** What the task asks **
Write out the listing exactly as it is given.
[start Entries supplied]
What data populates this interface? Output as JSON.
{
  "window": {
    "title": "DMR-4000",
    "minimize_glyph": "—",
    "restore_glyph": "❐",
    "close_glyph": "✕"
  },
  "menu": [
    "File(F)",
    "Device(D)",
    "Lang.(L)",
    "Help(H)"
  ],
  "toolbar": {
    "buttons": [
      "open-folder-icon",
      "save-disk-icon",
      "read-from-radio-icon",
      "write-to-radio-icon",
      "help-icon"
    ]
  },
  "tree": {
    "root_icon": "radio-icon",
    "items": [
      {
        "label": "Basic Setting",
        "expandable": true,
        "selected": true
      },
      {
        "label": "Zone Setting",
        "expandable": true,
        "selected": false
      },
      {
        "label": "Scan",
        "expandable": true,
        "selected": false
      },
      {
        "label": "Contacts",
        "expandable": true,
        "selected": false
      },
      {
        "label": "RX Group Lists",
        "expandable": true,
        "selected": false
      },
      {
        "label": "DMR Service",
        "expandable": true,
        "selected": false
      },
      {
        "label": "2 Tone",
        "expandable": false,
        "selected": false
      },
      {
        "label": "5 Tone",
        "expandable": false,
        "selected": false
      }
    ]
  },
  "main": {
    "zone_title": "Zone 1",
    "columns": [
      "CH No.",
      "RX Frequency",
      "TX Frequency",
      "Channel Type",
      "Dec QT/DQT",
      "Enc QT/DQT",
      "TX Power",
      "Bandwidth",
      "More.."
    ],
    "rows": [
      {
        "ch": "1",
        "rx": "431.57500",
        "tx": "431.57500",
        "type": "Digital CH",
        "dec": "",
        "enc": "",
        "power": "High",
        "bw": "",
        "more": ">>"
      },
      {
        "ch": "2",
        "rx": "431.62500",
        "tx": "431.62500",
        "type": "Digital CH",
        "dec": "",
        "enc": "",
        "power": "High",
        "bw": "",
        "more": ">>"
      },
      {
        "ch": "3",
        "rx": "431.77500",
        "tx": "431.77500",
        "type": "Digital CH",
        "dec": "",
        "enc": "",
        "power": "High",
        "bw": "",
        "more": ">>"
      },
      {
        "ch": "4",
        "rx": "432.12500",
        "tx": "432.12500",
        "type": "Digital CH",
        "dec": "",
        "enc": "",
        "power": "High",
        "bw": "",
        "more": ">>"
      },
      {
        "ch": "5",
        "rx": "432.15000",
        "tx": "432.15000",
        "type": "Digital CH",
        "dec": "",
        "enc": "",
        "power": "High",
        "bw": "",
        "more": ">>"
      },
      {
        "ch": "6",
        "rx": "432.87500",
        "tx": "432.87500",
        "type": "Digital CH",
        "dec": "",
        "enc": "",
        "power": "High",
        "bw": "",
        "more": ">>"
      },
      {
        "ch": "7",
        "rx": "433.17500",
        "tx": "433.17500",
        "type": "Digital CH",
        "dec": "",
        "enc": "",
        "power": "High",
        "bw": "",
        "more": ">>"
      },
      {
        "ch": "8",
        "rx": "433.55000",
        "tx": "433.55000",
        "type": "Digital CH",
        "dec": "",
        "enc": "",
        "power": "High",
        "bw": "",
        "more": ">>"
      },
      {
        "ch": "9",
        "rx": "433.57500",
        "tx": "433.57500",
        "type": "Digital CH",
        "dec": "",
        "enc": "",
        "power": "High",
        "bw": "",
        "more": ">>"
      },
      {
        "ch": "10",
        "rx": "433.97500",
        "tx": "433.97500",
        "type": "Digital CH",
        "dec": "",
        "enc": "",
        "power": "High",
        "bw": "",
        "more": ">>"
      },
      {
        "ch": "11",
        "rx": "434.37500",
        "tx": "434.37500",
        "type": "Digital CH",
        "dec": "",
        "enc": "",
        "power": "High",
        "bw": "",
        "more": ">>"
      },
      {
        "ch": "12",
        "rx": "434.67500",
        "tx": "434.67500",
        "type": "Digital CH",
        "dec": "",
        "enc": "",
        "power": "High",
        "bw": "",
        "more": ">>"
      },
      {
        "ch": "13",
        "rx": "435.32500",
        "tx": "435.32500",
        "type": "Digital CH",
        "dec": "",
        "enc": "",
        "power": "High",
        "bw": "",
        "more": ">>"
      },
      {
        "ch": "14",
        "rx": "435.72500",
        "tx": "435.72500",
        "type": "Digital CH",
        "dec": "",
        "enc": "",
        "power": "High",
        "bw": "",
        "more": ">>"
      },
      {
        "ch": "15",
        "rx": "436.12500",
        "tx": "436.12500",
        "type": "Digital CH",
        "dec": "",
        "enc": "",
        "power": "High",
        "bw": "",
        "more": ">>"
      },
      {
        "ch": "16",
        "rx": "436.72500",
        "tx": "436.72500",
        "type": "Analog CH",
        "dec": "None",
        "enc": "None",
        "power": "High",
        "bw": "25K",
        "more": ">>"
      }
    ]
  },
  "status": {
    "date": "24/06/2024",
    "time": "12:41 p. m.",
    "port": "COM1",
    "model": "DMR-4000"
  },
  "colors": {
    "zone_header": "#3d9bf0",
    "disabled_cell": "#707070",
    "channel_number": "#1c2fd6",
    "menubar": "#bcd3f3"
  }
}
[end Entries supplied]
** Result of the exercise **
What data populates this interface? Output as JSON.
{
  "window": {
    "title": "DMR-4000",
    "minimize_glyph": "—",
    "restore_glyph": "❐",
    "close_glyph": "✕"
  },
  "menu": [
    "File(F)",
    "Device(D)",
    "Lang.(L)",
    "Help(H)"
  ],
  "toolbar": {
    "buttons": [
      "open-folder-icon",
      "save-disk-icon",
      "read-from-radio-icon",
      "write-to-radio-icon",
      "help-icon"
    ]
  },
  "tree": {
    "root_icon": "radio-icon",
    "items": [
      {
        "label": "Basic Setting",
        "expandable": true,
        "selected": true
      },
      {
        "label": "Zone Setting",
        "expandable": true,
        "selected": false
      },
      {
        "label": "Scan",
        "expandable": true,
        "selected": false
      },
      {
        "label": "Contacts",
        "expandable": true,
        "selected": false
      },
      {
        "label": "RX Group Lists",
        "expandable": true,
        "selected": false
      },
      {
        "label": "DMR Service",
        "expandable": true,
        "selected": false
      },
      {
        "label": "2 Tone",
        "expandable": false,
        "selected": false
      },
      {
        "label": "5 Tone",
        "expandable": false,
        "selected": false
      }
    ]
  },
  "main": {
    "zone_title": "Zone 1",
    "columns": [
      "CH No.",
      "RX Frequency",
      "TX Frequency",
      "Channel Type",
      "Dec QT/DQT",
      "Enc QT/DQT",
      "TX Power",
      "Bandwidth",
      "More.."
    ],
    "rows": [
      {
        "ch": "1",
        "rx": "431.57500",
        "tx": "431.57500",
        "type": "Digital CH",
        "dec": "",
        "enc": "",
        "power": "High",
        "bw": "",
        "more": ">>"
      },
      {
        "ch": "2",
        "rx": "431.62500",
        "tx": "431.62500",
        "type": "Digital CH",
        "dec": "",
        "enc": "",
        "power": "High",
        "bw": "",
        "more": ">>"
      },
      {
        "ch": "3",
        "rx": "431.77500",
        "tx": "431.77500",
        "type": "Digital CH",
        "dec": "",
        "enc": "",
        "power": "High",
        "bw": "",
        "more": ">>"
      },
      {
        "ch": "4",
        "rx": "432.12500",
        "tx": "432.12500",
        "type": "Digital CH",
        "dec": "",
        "enc": "",
        "power": "High",
        "bw": "",
        "more": ">>"
      },
      {
        "ch": "5",
        "rx": "432.15000",
        "tx": "432.15000",
        "type": "Digital CH",
        "dec": "",
        "enc": "",
        "power": "High",
        "bw": "",
        "more": ">>"
      },
      {
        "ch": "6",
        "rx": "432.87500",
        "tx": "432.87500",
        "type": "Digital CH",
        "dec": "",
        "enc": "",
        "power": "High",
        "bw": "",
        "more": ">>"
      },
      {
        "ch": "7",
        "rx": "433.17500",
        "tx": "433.17500",
        "type": "Digital CH",
        "dec": "",
        "enc": "",
        "power": "High",
        "bw": "",
        "more": ">>"
      },
      {
        "ch": "8",
        "rx": "433.55000",
        "tx": "433.55000",
        "type": "Digital CH",
        "dec": "",
        "enc": "",
        "power": "High",
        "bw": "",
        "more": ">>"
      },
      {
        "ch": "9",
        "rx": "433.57500",
        "tx": "433.57500",
        "type": "Digital CH",
        "dec": "",
        "enc": "",
        "power": "High",
        "bw": "",
        "more": ">>"
      },
      {
        "ch": "10",
        "rx": "433.97500",
        "tx": "433.97500",
        "type": "Digital CH",
        "dec": "",
        "enc": "",
        "power": "High",
        "bw": "",
        "more": ">>"
      },
      {
        "ch": "11",
        "rx": "434.37500",
        "tx": "434.37500",
        "type": "Digital CH",
        "dec": "",
        "enc": "",
        "power": "High",
        "bw": "",
        "more": ">>"
      },
      {
        "ch": "12",
        "rx": "434.67500",
        "tx": "434.67500",
        "type": "Digital CH",
        "dec": "",
        "enc": "",
        "power": "High",
        "bw": "",
        "more": ">>"
      },
      {
        "ch": "13",
        "rx": "435.32500",
        "tx": "435.32500",
        "type": "Digital CH",
        "dec": "",
        "enc": "",
        "power": "High",
        "bw": "",
        "more": ">>"
      },
      {
        "ch": "14",
        "rx": "435.72500",
        "tx": "435.72500",
        "type": "Digital CH",
        "dec": "",
        "enc": "",
        "power": "High",
        "bw": "",
        "more": ">>"
      },
      {
        "ch": "15",
        "rx": "436.12500",
        "tx": "436.12500",
        "type": "Digital CH",
        "dec": "",
        "enc": "",
        "power": "High",
        "bw": "",
        "more": ">>"
      },
      {
        "ch": "16",
        "rx": "436.72500",
        "tx": "436.72500",
        "type": "Analog CH",
        "dec": "None",
        "enc": "None",
        "power": "High",
        "bw": "25K",
        "more": ">>"
      }
    ]
  },
  "status": {
    "date": "24/06/2024",
    "time": "12:41 p. m.",
    "port": "COM1",
    "model": "DMR-4000"
  },
  "colors": {
    "zone_header": "#3d9bf0",
    "disabled_cell": "#707070",
    "channel_number": "#1c2fd6",
    "menubar": "#bcd3f3"
  }
}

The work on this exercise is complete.